◆ Exercise goal ◆
The records below need retyping in full; give them again exactly.
-- start of Record excerpts --
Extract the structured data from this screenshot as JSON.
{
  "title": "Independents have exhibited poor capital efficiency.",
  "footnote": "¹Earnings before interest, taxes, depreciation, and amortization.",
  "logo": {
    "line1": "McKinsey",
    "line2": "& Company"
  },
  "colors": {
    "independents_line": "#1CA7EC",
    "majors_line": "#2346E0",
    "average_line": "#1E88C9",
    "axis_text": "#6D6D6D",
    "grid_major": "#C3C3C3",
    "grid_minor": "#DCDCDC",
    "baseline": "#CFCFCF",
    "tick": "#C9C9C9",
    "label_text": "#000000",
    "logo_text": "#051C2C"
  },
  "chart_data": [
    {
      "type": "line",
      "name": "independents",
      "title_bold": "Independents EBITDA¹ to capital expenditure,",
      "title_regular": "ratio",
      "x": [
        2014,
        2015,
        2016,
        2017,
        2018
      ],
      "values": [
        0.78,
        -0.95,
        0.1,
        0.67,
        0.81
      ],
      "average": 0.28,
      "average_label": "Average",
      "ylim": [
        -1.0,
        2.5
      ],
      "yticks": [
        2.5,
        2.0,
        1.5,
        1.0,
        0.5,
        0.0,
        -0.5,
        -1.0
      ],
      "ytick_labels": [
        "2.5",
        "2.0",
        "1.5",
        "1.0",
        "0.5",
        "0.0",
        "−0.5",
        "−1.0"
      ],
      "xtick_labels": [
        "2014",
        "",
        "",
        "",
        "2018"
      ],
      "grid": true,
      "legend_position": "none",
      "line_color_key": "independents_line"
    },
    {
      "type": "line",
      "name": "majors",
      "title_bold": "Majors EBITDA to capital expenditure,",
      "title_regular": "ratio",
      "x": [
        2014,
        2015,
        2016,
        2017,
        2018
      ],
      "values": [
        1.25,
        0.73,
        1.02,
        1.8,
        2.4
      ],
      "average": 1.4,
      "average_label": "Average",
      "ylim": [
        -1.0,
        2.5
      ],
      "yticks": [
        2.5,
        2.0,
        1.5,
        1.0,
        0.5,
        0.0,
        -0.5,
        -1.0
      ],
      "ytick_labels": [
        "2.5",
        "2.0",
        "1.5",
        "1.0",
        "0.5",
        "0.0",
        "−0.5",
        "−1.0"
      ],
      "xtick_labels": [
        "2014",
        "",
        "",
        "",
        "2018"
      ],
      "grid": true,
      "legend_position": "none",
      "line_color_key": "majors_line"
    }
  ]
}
-- end of Record excerpts --
◆ Result ◆
Extract the structured data from this screenshot as JSON.
{
  "title": "Independents have exhibited poor capital efficiency.",
  "footnote": "¹Earnings before interest, taxes, depreciation, and amortization.",
  "logo": {
    "line1": "McKinsey",
    "line2": "& Company"
  },
  "colors": {
    "independents_line": "#1CA7EC",
    "majors_line": "#2346E0",
    "average_line": "#1E88C9",
    "axis_text": "#6D6D6D",
    "grid_major": "#C3C3C3",
    "grid_minor": "#DCDCDC",
    "baseline": "#CFCFCF",
    "tick": "#C9C9C9",
    "label_text": "#000000",
    "logo_text": "#051C2C"
  },
  "chart_data": [
    {
      "type": "line",
      "name": "independents",
      "title_bold": "Independents EBITDA¹ to capital expenditure,",
      "title_regular": "ratio",
      "x": [
        2014,
        2015,
        2016,
        2017,
        2018
      ],
      "values": [
        0.78,
        -0.95,
        0.1,
        0.67,
        0.81
      ],
      "average": 0.28,
      "average_label": "Average",
      "ylim": [
        -1.0,
        2.5
      ],
      "yticks": [
        2.5,
        2.0,
        1.5,
        1.0,
        0.5,
        0.0,
        -0.5,
        -1.0
      ],
      "ytick_labels": [
        "2.5",
        "2.0",
        "1.5",
        "1.0",
        "0.5",
        "0.0",
        "−0.5",
        "−1.0"
      ],
      "xtick_labels": [
        "2014",
        "",
        "",
        "",
        "2018"
      ],
      "grid": true,
      "legend_position": "none",
      "line_color_key": "independents_line"
    },
    {
      "type": "line",
      "name": "majors",
      "title_bold": "Majors EBITDA to capital expenditure,",
      "title_regular": "ratio",
      "x": [
        2014,
        2015,
        2016,
        2017,
        2018
      ],
      "values": [
        1.25,
        0.73,
        1.02,
        1.8,
        2.4
      ],
      "average": 1.4,
      "average_label": "Average",
      "ylim": [
        -1.0,
        2.5
      ],
      "yticks": [
        2.5,
        2.0,
        1.5,
        1.0,
        0.5,
        0.0,
        -0.5,
        -1.0
      ],
      "ytick_labels": [
        "2.5",
        "2.0",
        "1.5",
        "1.0",
        "0.5",
        "0.0",
        "−0.5",
        "−1.0"
      ],
      "xtick_labels": [
        "2014",
        "",
        "",
        "",
        "2018"
      ],
      "grid": true,
      "legend_position": "none",
      "line_color_key": "majors_line"
    }
  ]
}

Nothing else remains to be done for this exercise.